━━━ EXERCISE INPUT

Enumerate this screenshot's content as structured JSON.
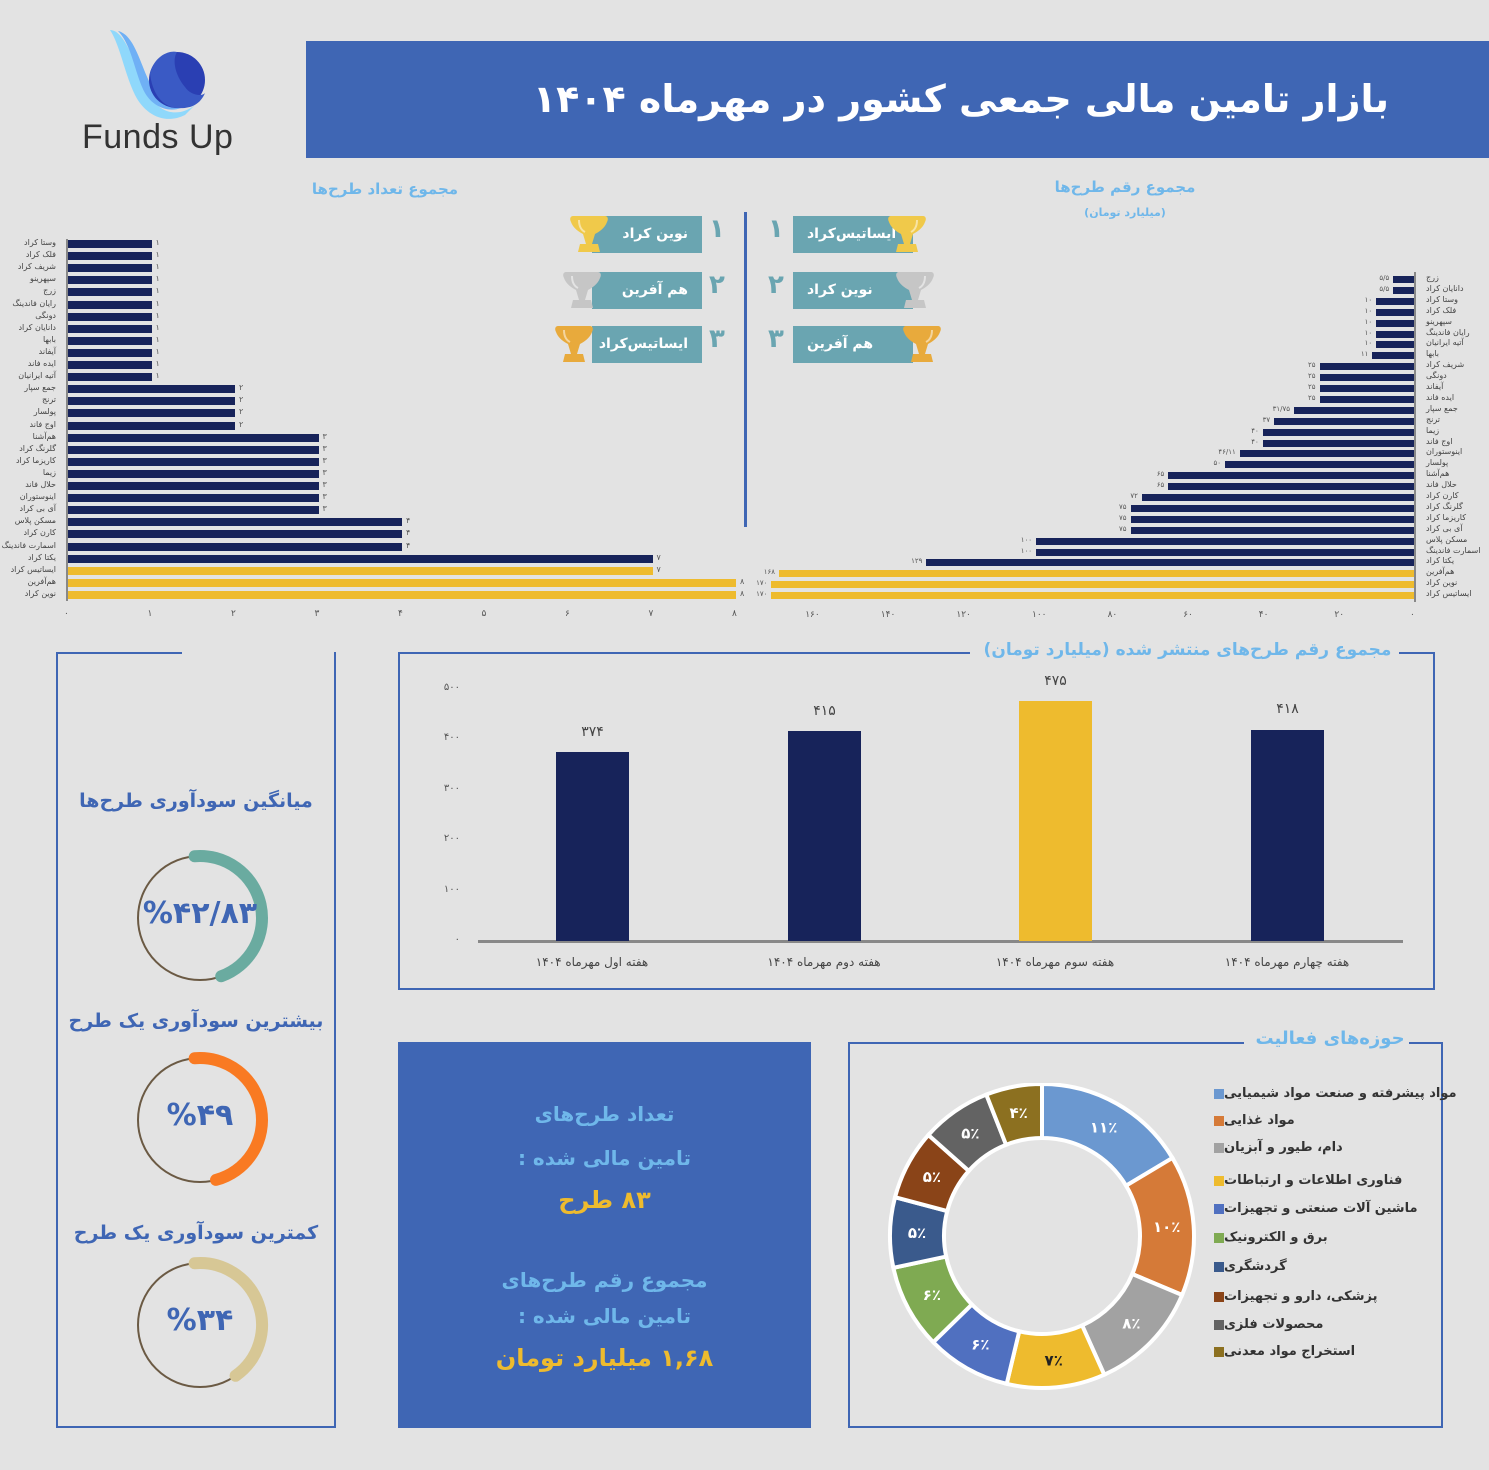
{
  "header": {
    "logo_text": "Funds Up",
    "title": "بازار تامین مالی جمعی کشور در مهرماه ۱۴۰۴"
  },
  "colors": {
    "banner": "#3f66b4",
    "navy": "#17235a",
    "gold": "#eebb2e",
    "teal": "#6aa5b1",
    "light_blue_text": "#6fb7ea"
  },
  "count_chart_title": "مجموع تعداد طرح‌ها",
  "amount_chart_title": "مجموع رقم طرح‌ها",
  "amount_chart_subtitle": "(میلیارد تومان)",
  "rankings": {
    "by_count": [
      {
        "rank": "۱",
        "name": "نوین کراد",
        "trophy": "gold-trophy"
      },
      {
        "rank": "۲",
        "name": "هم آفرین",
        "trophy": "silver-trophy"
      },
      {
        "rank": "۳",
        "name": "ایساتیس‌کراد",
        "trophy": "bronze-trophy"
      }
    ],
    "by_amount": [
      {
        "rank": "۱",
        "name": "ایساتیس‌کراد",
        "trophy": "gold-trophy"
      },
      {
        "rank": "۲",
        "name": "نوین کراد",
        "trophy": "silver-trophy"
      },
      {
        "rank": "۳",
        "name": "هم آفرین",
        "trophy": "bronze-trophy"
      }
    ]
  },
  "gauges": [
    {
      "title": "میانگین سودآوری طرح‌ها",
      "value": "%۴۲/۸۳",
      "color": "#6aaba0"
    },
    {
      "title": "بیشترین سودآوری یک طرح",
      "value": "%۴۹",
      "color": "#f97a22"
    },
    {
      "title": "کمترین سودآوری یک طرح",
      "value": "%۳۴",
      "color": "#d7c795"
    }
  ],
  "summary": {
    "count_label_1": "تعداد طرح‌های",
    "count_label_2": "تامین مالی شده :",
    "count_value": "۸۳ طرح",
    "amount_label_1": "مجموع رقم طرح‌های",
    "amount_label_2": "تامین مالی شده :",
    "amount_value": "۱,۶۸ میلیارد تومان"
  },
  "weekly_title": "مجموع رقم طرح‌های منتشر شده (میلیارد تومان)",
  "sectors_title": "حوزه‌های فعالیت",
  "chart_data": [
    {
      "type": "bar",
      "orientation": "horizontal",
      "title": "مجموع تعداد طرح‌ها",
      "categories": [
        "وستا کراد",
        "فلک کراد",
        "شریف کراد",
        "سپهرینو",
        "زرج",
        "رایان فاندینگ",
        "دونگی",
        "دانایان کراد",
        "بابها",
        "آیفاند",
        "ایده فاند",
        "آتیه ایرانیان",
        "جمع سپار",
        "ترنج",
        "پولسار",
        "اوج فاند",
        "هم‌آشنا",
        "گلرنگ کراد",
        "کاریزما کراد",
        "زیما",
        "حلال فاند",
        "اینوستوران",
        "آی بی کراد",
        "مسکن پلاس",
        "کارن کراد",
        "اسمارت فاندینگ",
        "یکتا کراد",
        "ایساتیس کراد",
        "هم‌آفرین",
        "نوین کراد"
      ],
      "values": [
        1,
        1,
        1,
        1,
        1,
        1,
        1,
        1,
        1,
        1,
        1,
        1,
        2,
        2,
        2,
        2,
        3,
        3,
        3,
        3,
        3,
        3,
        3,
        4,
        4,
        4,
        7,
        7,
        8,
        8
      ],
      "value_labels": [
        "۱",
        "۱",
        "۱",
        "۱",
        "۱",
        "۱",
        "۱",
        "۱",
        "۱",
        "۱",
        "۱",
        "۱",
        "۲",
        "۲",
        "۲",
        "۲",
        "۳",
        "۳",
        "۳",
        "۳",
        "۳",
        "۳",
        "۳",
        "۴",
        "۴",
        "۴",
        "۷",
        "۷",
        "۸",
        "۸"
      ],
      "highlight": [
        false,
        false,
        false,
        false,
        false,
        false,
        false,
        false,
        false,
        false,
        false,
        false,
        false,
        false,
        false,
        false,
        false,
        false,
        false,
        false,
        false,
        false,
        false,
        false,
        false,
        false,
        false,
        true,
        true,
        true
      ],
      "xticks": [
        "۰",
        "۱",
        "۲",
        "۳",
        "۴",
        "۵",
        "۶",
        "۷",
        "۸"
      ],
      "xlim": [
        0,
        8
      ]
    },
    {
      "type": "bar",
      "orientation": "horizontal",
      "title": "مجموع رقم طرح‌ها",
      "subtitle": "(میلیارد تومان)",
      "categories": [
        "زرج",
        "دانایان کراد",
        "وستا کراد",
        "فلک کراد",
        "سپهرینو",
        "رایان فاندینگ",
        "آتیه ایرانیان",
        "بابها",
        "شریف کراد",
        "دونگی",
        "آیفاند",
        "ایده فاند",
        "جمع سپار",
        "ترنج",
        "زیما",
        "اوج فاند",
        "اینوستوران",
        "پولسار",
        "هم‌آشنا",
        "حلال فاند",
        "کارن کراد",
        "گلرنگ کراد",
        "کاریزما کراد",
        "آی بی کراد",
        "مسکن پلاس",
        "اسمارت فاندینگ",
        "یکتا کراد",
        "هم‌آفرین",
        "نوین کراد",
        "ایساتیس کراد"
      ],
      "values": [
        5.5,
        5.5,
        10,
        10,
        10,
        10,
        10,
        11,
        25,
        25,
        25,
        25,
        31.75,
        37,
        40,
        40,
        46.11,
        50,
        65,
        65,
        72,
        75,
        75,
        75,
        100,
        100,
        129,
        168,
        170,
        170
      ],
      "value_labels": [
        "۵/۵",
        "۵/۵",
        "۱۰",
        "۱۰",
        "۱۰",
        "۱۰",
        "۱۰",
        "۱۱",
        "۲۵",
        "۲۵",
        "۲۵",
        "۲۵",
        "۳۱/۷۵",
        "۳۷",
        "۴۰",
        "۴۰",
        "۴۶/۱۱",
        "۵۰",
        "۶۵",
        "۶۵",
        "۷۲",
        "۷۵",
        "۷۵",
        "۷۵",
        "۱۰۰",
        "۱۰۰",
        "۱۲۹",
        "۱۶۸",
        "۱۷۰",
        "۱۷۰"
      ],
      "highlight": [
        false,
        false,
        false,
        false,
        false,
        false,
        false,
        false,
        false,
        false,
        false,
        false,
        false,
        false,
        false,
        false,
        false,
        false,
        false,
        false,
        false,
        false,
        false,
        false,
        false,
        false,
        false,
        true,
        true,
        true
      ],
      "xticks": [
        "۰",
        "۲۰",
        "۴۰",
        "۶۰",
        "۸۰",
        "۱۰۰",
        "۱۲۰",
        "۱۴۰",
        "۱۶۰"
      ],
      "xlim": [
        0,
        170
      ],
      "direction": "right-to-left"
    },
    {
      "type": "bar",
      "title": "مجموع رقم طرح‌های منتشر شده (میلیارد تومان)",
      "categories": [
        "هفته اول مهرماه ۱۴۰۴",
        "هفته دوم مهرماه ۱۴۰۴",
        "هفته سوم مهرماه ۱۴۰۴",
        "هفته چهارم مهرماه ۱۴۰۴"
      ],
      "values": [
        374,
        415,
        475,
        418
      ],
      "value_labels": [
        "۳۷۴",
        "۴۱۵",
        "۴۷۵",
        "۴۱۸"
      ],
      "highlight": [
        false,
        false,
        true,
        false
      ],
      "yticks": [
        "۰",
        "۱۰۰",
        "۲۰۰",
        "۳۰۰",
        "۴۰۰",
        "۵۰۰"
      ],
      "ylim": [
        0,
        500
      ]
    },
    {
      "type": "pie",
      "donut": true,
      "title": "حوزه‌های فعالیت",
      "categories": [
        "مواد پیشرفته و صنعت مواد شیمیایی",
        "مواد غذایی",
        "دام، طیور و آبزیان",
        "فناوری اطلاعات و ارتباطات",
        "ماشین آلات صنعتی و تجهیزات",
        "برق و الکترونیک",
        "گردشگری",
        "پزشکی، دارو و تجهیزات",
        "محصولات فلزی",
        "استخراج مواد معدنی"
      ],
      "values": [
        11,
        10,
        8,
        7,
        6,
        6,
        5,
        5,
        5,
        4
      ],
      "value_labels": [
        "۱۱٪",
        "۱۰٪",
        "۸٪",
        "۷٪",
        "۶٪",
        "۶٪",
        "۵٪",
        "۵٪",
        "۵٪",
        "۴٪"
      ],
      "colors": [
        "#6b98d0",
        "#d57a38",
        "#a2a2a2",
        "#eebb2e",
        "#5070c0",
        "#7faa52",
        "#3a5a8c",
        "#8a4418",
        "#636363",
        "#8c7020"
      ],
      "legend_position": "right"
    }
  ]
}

━━━━━━

*PROBLEM DETAILS:* Look for the word "تعداد" and return every line where it occurs.

*RESULT FOR THIS TASK:*
  "count_chart_title": "مجموع تعداد طرح‌ها",
    "count_label_1": "تعداد طرح‌های",
      "title": "مجموع تعداد طرح‌ها",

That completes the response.